> [Required task] Could you render each line of the material below as a JSON list of strings, with one string per line and blank lines left out?

> [Input]
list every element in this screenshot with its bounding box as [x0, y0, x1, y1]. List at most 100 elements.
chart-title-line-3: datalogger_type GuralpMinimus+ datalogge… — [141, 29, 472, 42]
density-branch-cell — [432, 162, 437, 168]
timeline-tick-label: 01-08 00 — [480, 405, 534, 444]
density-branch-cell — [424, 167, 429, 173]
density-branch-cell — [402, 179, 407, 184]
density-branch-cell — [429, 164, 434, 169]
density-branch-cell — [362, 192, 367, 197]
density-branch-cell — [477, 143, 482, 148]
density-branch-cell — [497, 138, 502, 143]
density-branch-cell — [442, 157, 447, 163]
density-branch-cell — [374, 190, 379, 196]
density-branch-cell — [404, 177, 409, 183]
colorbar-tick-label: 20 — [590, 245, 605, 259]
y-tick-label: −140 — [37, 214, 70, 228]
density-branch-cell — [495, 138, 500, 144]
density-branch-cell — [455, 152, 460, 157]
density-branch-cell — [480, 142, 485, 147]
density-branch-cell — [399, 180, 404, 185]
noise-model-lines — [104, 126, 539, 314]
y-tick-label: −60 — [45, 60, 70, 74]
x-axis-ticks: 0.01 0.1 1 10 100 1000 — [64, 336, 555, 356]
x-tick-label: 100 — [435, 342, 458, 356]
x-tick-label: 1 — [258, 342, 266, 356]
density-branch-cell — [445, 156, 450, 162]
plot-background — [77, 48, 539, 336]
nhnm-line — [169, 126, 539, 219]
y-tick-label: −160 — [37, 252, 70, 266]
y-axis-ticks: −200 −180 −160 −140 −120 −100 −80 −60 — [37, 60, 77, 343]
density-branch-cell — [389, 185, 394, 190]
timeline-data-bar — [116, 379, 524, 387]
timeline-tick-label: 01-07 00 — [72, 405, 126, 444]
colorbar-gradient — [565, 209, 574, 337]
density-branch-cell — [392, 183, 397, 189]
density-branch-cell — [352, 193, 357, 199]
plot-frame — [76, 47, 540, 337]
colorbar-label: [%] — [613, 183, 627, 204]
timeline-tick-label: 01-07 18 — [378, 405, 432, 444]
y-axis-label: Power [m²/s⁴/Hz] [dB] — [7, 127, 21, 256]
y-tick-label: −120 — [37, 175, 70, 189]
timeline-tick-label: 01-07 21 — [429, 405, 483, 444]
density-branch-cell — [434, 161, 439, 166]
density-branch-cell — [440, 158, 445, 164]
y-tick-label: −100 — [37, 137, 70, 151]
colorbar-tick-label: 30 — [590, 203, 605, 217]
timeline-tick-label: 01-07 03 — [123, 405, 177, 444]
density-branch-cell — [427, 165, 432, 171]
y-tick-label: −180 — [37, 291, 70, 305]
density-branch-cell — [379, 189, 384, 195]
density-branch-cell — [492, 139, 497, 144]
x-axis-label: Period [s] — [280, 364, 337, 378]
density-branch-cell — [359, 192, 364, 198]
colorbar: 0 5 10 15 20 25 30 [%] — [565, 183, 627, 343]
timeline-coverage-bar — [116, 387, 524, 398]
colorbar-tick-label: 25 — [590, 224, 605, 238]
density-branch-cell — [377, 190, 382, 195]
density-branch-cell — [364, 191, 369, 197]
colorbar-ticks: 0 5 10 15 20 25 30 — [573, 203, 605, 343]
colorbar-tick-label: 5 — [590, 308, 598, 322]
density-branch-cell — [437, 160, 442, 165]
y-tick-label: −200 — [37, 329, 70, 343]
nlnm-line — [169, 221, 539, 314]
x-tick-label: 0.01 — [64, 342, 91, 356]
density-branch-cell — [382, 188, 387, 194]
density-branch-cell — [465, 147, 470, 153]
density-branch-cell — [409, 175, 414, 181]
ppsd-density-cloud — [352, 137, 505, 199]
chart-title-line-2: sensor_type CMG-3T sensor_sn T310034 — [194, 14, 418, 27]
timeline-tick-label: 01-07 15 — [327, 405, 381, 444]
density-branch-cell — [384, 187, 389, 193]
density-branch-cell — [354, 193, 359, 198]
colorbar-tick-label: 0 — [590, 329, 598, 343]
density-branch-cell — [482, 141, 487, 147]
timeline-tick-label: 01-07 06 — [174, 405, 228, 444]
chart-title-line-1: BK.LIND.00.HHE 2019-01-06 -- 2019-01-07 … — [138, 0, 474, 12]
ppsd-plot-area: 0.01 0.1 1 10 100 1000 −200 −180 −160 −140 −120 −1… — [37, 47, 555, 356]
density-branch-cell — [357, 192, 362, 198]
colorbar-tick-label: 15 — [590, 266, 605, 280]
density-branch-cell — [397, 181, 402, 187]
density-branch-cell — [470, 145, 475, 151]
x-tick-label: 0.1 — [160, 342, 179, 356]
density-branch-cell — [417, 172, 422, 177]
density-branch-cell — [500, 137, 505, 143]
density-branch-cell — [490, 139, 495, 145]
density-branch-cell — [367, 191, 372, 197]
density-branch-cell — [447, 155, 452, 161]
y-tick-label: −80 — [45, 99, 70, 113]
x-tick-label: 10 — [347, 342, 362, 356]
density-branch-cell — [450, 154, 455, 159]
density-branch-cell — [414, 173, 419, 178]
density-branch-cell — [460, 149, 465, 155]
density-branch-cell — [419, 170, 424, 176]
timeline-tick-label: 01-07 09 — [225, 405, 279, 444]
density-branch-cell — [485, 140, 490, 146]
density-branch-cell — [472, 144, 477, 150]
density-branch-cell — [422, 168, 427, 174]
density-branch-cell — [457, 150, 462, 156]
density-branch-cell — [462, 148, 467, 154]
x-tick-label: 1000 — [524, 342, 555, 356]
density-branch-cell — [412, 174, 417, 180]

> [Correct response]
[
  "list every element in this screenshot with its bounding box as [x0, y0, x1, y1]. List at most 100 elements.",
  "chart-title-line-3: datalogger_type GuralpMinimus+ datalogge… — [141, 29, 472, 42]",
  "density-branch-cell — [432, 162, 437, 168]",
  "timeline-tick-label: 01-08 00 — [480, 405, 534, 444]",
  "density-branch-cell — [424, 167, 429, 173]",
  "density-branch-cell — [402, 179, 407, 184]",
  "density-branch-cell — [429, 164, 434, 169]",
  "density-branch-cell — [362, 192, 367, 197]",
  "density-branch-cell — [477, 143, 482, 148]",
  "density-branch-cell — [497, 138, 502, 143]",
  "density-branch-cell — [442, 157, 447, 163]",
  "density-branch-cell — [374, 190, 379, 196]",
  "density-branch-cell — [404, 177, 409, 183]",
  "colorbar-tick-label: 20 — [590, 245, 605, 259]",
  "y-tick-label: −140 — [37, 214, 70, 228]",
  "density-branch-cell — [495, 138, 500, 144]",
  "density-branch-cell — [455, 152, 460, 157]",
  "density-branch-cell — [480, 142, 485, 147]",
  "density-branch-cell — [399, 180, 404, 185]",
  "noise-model-lines — [104, 126, 539, 314]",
  "y-tick-label: −60 — [45, 60, 70, 74]",
  "x-axis-ticks: 0.01 0.1 1 10 100 1000 — [64, 336, 555, 356]",
  "x-tick-label: 100 — [435, 342, 458, 356]",
  "x-tick-label: 1 — [258, 342, 266, 356]",
  "density-branch-cell — [445, 156, 450, 162]",
  "plot-background — [77, 48, 539, 336]",
  "nhnm-line — [169, 126, 539, 219]",
  "y-tick-label: −160 — [37, 252, 70, 266]",
  "y-axis-ticks: −200 −180 −160 −140 −120 −100 −80 −60 — [37, 60, 77, 343]",
  "density-branch-cell — [389, 185, 394, 190]",
  "timeline-data-bar — [116, 379, 524, 387]",
  "timeline-tick-label: 01-07 00 — [72, 405, 126, 444]",
  "colorbar-gradient — [565, 209, 574, 337]",
  "density-branch-cell — [392, 183, 397, 189]",
  "density-branch-cell — [352, 193, 357, 199]",
  "plot-frame — [76, 47, 540, 337]",
  "colorbar-label: [%] — [613, 183, 627, 204]",
  "timeline-tick-label: 01-07 18 — [378, 405, 432, 444]",
  "y-axis-label: Power [m²/s⁴/Hz] [dB] — [7, 127, 21, 256]",
  "y-tick-label: −120 — [37, 175, 70, 189]",
  "timeline-tick-label: 01-07 21 — [429, 405, 483, 444]",
  "density-branch-cell — [434, 161, 439, 166]",
  "density-branch-cell — [440, 158, 445, 164]",
  "y-tick-label: −100 — [37, 137, 70, 151]",
  "colorbar-tick-label: 30 — [590, 203, 605, 217]",
  "timeline-tick-label: 01-07 03 — [123, 405, 177, 444]",
  "density-branch-cell — [427, 165, 432, 171]",
  "y-tick-label: −180 — [37, 291, 70, 305]",
  "density-branch-cell — [379, 189, 384, 195]",
  "density-branch-cell — [492, 139, 497, 144]",
  "x-axis-label: Period [s] — [280, 364, 337, 378]",
  "density-branch-cell — [359, 192, 364, 198]",
  "colorbar: 0 5 10 15 20 25 30 [%] — [565, 183, 627, 343]",
  "timeline-coverage-bar — [116, 387, 524, 398]",
  "colorbar-tick-label: 25 — [590, 224, 605, 238]",
  "density-branch-cell — [377, 190, 382, 195]",
  "density-branch-cell — [364, 191, 369, 197]",
  "colorbar-ticks: 0 5 10 15 20 25 30 — [573, 203, 605, 343]",
  "colorbar-tick-label: 5 — [590, 308, 598, 322]",
  "density-branch-cell — [437, 160, 442, 165]",
  "y-tick-label: −200 — [37, 329, 70, 343]",
  "nlnm-line — [169, 221, 539, 314]",
  "x-tick-label: 0.01 — [64, 342, 91, 356]",
  "density-branch-cell — [382, 188, 387, 194]",
  "density-branch-cell — [465, 147, 470, 153]",
  "density-branch-cell — [409, 175, 414, 181]",
  "ppsd-density-cloud — [352, 137, 505, 199]",
  "chart-title-line-2: sensor_type CMG-3T sensor_sn T310034 — [194, 14, 418, 27]",
  "timeline-tick-label: 01-07 15 — [327, 405, 381, 444]",
  "density-branch-cell — [384, 187, 389, 193]",
  "density-branch-cell — [354, 193, 359, 198]",
  "colorbar-tick-label: 0 — [590, 329, 598, 343]",
  "density-branch-cell — [482, 141, 487, 147]",
  "timeline-tick-label: 01-07 06 — [174, 405, 228, 444]",
  "chart-title-line-1: BK.LIND.00.HHE 2019-01-06 -- 2019-01-07 … — [138, 0, 474, 12]",
  "ppsd-plot-area: 0.01 0.1 1 10 100 1000 −200 −180 −160 −140 −120 −1… — [37, 47, 555, 356]",
  "density-branch-cell — [357, 192, 362, 198]",
  "colorbar-tick-label: 15 — [590, 266, 605, 280]",
  "density-branch-cell — [397, 181, 402, 187]",
  "density-branch-cell — [470, 145, 475, 151]",
  "x-tick-label: 0.1 — [160, 342, 179, 356]",
  "density-branch-cell — [417, 172, 422, 177]",
  "density-branch-cell — [500, 137, 505, 143]",
  "density-branch-cell — [490, 139, 495, 145]",
  "density-branch-cell — [367, 191, 372, 197]",
  "density-branch-cell — [447, 155, 452, 161]",
  "y-tick-label: −80 — [45, 99, 70, 113]",
  "x-tick-label: 10 — [347, 342, 362, 356]",
  "density-branch-cell — [450, 154, 455, 159]",
  "density-branch-cell — [414, 173, 419, 178]",
  "density-branch-cell — [460, 149, 465, 155]",
  "density-branch-cell — [419, 170, 424, 176]",
  "timeline-tick-label: 01-07 09 — [225, 405, 279, 444]",
  "density-branch-cell — [485, 140, 490, 146]",
  "density-branch-cell — [472, 144, 477, 150]",
  "density-branch-cell — [422, 168, 427, 174]",
  "density-branch-cell — [457, 150, 462, 156]",
  "density-branch-cell — [462, 148, 467, 154]",
  "x-tick-label: 1000 — [524, 342, 555, 356]",
  "density-branch-cell — [412, 174, 417, 180]"
]